SUPPLIED ENTRIES:
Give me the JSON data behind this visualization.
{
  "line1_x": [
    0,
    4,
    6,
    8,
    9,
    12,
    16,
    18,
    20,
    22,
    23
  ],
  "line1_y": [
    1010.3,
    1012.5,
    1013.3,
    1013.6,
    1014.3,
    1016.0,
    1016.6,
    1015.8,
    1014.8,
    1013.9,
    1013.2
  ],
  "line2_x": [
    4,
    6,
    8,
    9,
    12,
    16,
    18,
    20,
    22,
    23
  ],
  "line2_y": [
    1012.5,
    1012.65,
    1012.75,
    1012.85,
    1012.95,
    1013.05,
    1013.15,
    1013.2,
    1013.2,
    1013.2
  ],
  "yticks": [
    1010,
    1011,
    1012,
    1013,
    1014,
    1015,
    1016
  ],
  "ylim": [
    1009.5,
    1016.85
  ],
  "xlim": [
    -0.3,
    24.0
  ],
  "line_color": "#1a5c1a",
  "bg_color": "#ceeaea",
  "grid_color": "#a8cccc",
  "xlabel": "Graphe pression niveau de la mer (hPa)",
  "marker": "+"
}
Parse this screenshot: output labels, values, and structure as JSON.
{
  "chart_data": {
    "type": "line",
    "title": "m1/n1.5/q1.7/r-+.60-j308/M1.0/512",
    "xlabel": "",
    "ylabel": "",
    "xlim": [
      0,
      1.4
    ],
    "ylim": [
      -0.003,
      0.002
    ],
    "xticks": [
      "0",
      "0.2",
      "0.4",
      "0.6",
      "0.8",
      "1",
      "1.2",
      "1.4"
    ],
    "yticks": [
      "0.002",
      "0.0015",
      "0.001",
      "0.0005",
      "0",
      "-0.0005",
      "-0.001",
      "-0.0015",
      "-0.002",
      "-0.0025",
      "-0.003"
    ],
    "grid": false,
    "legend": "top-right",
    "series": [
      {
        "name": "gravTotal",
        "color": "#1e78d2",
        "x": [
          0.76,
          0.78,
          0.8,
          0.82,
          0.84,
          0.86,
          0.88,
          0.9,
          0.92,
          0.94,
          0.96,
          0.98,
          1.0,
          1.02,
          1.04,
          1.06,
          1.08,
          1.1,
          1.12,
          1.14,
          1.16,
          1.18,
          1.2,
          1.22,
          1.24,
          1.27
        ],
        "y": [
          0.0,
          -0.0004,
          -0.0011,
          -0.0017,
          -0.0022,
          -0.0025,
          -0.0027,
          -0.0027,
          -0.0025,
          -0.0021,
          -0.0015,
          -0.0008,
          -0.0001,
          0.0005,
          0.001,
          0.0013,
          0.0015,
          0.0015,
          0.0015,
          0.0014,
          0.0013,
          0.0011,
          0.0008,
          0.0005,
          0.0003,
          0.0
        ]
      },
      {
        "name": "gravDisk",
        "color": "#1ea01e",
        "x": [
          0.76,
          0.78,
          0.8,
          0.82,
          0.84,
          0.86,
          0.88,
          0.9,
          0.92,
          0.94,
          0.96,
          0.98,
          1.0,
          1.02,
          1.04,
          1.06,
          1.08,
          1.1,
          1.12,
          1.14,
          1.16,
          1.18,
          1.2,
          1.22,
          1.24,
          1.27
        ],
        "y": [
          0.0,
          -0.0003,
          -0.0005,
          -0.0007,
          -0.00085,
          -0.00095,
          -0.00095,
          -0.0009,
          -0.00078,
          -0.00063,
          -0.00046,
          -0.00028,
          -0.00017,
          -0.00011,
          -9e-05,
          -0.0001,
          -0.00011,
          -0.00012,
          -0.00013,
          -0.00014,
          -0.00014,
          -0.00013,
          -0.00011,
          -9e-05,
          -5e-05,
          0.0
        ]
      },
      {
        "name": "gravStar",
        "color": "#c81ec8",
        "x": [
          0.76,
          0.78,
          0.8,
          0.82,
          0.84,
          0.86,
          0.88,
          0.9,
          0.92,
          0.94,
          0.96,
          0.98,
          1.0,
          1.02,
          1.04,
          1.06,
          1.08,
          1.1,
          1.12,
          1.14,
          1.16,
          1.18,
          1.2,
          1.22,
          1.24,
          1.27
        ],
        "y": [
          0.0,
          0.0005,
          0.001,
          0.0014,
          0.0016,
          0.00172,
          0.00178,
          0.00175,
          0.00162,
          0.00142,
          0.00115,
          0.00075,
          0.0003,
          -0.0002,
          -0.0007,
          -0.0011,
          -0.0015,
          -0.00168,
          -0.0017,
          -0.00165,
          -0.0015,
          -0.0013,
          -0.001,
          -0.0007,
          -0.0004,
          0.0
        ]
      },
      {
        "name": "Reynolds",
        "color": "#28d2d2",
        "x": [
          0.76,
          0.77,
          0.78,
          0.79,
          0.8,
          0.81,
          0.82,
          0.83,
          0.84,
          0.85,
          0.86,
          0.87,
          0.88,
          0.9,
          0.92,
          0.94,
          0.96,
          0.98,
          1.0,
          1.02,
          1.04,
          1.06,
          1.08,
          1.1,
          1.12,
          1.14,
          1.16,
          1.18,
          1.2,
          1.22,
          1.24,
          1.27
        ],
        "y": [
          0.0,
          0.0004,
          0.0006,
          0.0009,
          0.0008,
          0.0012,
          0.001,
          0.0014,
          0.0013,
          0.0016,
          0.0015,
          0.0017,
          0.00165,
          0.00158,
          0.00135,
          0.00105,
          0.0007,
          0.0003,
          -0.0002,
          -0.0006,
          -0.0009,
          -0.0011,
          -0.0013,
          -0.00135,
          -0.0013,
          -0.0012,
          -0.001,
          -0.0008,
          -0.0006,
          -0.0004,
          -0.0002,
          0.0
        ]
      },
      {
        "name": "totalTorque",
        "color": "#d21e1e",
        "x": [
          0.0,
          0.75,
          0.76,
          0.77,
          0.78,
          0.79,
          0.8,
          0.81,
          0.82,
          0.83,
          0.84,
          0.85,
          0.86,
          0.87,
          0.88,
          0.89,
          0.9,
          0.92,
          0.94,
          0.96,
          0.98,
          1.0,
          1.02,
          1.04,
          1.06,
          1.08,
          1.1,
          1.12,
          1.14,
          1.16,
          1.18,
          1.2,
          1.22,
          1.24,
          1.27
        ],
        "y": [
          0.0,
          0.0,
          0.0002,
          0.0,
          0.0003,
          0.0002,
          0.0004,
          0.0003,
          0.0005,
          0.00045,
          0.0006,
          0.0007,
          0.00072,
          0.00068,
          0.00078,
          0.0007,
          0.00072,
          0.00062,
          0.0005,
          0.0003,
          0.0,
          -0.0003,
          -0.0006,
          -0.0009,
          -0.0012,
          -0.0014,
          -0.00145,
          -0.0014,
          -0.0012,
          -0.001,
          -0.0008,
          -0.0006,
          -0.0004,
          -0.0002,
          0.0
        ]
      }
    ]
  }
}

WRITTEN EXERCISE: Repeat the records above exactly, leaving none out.

ANSWER:
Give me the JSON data behind this visualization.
{
  "line1_x": [
    0,
    4,
    6,
    8,
    9,
    12,
    16,
    18,
    20,
    22,
    23
  ],
  "line1_y": [
    1010.3,
    1012.5,
    1013.3,
    1013.6,
    1014.3,
    1016.0,
    1016.6,
    1015.8,
    1014.8,
    1013.9,
    1013.2
  ],
  "line2_x": [
    4,
    6,
    8,
    9,
    12,
    16,
    18,
    20,
    22,
    23
  ],
  "line2_y": [
    1012.5,
    1012.65,
    1012.75,
    1012.85,
    1012.95,
    1013.05,
    1013.15,
    1013.2,
    1013.2,
    1013.2
  ],
  "yticks": [
    1010,
    1011,
    1012,
    1013,
    1014,
    1015,
    1016
  ],
  "ylim": [
    1009.5,
    1016.85
  ],
  "xlim": [
    -0.3,
    24.0
  ],
  "line_color": "#1a5c1a",
  "bg_color": "#ceeaea",
  "grid_color": "#a8cccc",
  "xlabel": "Graphe pression niveau de la mer (hPa)",
  "marker": "+"
}
Parse this screenshot: output labels, values, and structure as JSON.
{
  "chart_data": {
    "type": "line",
    "title": "m1/n1.5/q1.7/r-+.60-j308/M1.0/512",
    "xlabel": "",
    "ylabel": "",
    "xlim": [
      0,
      1.4
    ],
    "ylim": [
      -0.003,
      0.002
    ],
    "xticks": [
      "0",
      "0.2",
      "0.4",
      "0.6",
      "0.8",
      "1",
      "1.2",
      "1.4"
    ],
    "yticks": [
      "0.002",
      "0.0015",
      "0.001",
      "0.0005",
      "0",
      "-0.0005",
      "-0.001",
      "-0.0015",
      "-0.002",
      "-0.0025",
      "-0.003"
    ],
    "grid": false,
    "legend": "top-right",
    "series": [
      {
        "name": "gravTotal",
        "color": "#1e78d2",
        "x": [
          0.76,
          0.78,
          0.8,
          0.82,
          0.84,
          0.86,
          0.88,
          0.9,
          0.92,
          0.94,
          0.96,
          0.98,
          1.0,
          1.02,
          1.04,
          1.06,
          1.08,
          1.1,
          1.12,
          1.14,
          1.16,
          1.18,
          1.2,
          1.22,
          1.24,
          1.27
        ],
        "y": [
          0.0,
          -0.0004,
          -0.0011,
          -0.0017,
          -0.0022,
          -0.0025,
          -0.0027,
          -0.0027,
          -0.0025,
          -0.0021,
          -0.0015,
          -0.0008,
          -0.0001,
          0.0005,
          0.001,
          0.0013,
          0.0015,
          0.0015,
          0.0015,
          0.0014,
          0.0013,
          0.0011,
          0.0008,
          0.0005,
          0.0003,
          0.0
        ]
      },
      {
        "name": "gravDisk",
        "color": "#1ea01e",
        "x": [
          0.76,
          0.78,
          0.8,
          0.82,
          0.84,
          0.86,
          0.88,
          0.9,
          0.92,
          0.94,
          0.96,
          0.98,
          1.0,
          1.02,
          1.04,
          1.06,
          1.08,
          1.1,
          1.12,
          1.14,
          1.16,
          1.18,
          1.2,
          1.22,
          1.24,
          1.27
        ],
        "y": [
          0.0,
          -0.0003,
          -0.0005,
          -0.0007,
          -0.00085,
          -0.00095,
          -0.00095,
          -0.0009,
          -0.00078,
          -0.00063,
          -0.00046,
          -0.00028,
          -0.00017,
          -0.00011,
          -9e-05,
          -0.0001,
          -0.00011,
          -0.00012,
          -0.00013,
          -0.00014,
          -0.00014,
          -0.00013,
          -0.00011,
          -9e-05,
          -5e-05,
          0.0
        ]
      },
      {
        "name": "gravStar",
        "color": "#c81ec8",
        "x": [
          0.76,
          0.78,
          0.8,
          0.82,
          0.84,
          0.86,
          0.88,
          0.9,
          0.92,
          0.94,
          0.96,
          0.98,
          1.0,
          1.02,
          1.04,
          1.06,
          1.08,
          1.1,
          1.12,
          1.14,
          1.16,
          1.18,
          1.2,
          1.22,
          1.24,
          1.27
        ],
        "y": [
          0.0,
          0.0005,
          0.001,
          0.0014,
          0.0016,
          0.00172,
          0.00178,
          0.00175,
          0.00162,
          0.00142,
          0.00115,
          0.00075,
          0.0003,
          -0.0002,
          -0.0007,
          -0.0011,
          -0.0015,
          -0.00168,
          -0.0017,
          -0.00165,
          -0.0015,
          -0.0013,
          -0.001,
          -0.0007,
          -0.0004,
          0.0
        ]
      },
      {
        "name": "Reynolds",
        "color": "#28d2d2",
        "x": [
          0.76,
          0.77,
          0.78,
          0.79,
          0.8,
          0.81,
          0.82,
          0.83,
          0.84,
          0.85,
          0.86,
          0.87,
          0.88,
          0.9,
          0.92,
          0.94,
          0.96,
          0.98,
          1.0,
          1.02,
          1.04,
          1.06,
          1.08,
          1.1,
          1.12,
          1.14,
          1.16,
          1.18,
          1.2,
          1.22,
          1.24,
          1.27
        ],
        "y": [
          0.0,
          0.0004,
          0.0006,
          0.0009,
          0.0008,
          0.0012,
          0.001,
          0.0014,
          0.0013,
          0.0016,
          0.0015,
          0.0017,
          0.00165,
          0.00158,
          0.00135,
          0.00105,
          0.0007,
          0.0003,
          -0.0002,
          -0.0006,
          -0.0009,
          -0.0011,
          -0.0013,
          -0.00135,
          -0.0013,
          -0.0012,
          -0.001,
          -0.0008,
          -0.0006,
          -0.0004,
          -0.0002,
          0.0
        ]
      },
      {
        "name": "totalTorque",
        "color": "#d21e1e",
        "x": [
          0.0,
          0.75,
          0.76,
          0.77,
          0.78,
          0.79,
          0.8,
          0.81,
          0.82,
          0.83,
          0.84,
          0.85,
          0.86,
          0.87,
          0.88,
          0.89,
          0.9,
          0.92,
          0.94,
          0.96,
          0.98,
          1.0,
          1.02,
          1.04,
          1.06,
          1.08,
          1.1,
          1.12,
          1.14,
          1.16,
          1.18,
          1.2,
          1.22,
          1.24,
          1.27
        ],
        "y": [
          0.0,
          0.0,
          0.0002,
          0.0,
          0.0003,
          0.0002,
          0.0004,
          0.0003,
          0.0005,
          0.00045,
          0.0006,
          0.0007,
          0.00072,
          0.00068,
          0.00078,
          0.0007,
          0.00072,
          0.00062,
          0.0005,
          0.0003,
          0.0,
          -0.0003,
          -0.0006,
          -0.0009,
          -0.0012,
          -0.0014,
          -0.00145,
          -0.0014,
          -0.0012,
          -0.001,
          -0.0008,
          -0.0006,
          -0.0004,
          -0.0002,
          0.0
        ]
      }
    ]
  }
}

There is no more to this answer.